Problem description → From the records below, extract all the text exactly and leave the images behind.

Source material →
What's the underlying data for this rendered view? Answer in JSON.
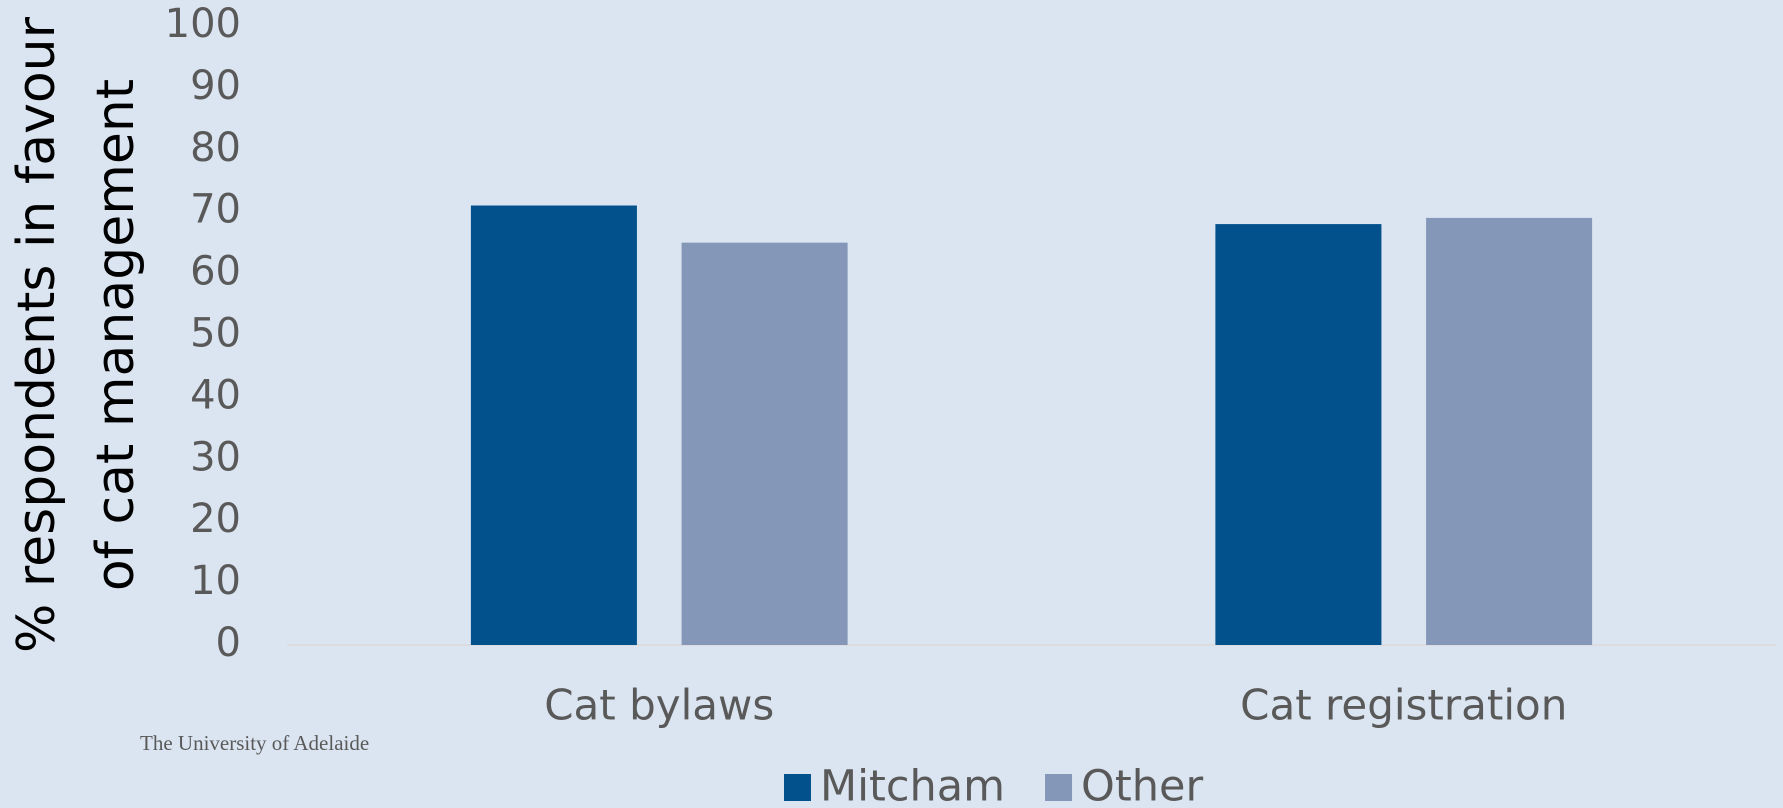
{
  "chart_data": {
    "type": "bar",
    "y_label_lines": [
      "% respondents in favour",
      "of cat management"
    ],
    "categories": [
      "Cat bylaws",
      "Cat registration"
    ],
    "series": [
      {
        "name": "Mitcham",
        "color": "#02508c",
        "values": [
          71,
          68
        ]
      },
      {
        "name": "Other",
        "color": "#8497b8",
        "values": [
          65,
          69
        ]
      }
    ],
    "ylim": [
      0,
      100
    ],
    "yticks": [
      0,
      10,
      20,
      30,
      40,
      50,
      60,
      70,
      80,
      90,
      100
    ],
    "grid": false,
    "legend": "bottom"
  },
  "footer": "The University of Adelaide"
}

Solved exercise →
What's the underlying data for this rendered view? Answer in JSON.
{
  "chart_data": {
    "type": "bar",
    "y_label_lines": [
      "% respondents in favour",
      "of cat management"
    ],
    "categories": [
      "Cat bylaws",
      "Cat registration"
    ],
    "series": [
      {
        "name": "Mitcham",
        "color": "#02508c",
        "values": [
          71,
          68
        ]
      },
      {
        "name": "Other",
        "color": "#8497b8",
        "values": [
          65,
          69
        ]
      }
    ],
    "ylim": [
      0,
      100
    ],
    "yticks": [
      0,
      10,
      20,
      30,
      40,
      50,
      60,
      70,
      80,
      90,
      100
    ],
    "grid": false,
    "legend": "bottom"
  },
  "footer": "The University of Adelaide"
}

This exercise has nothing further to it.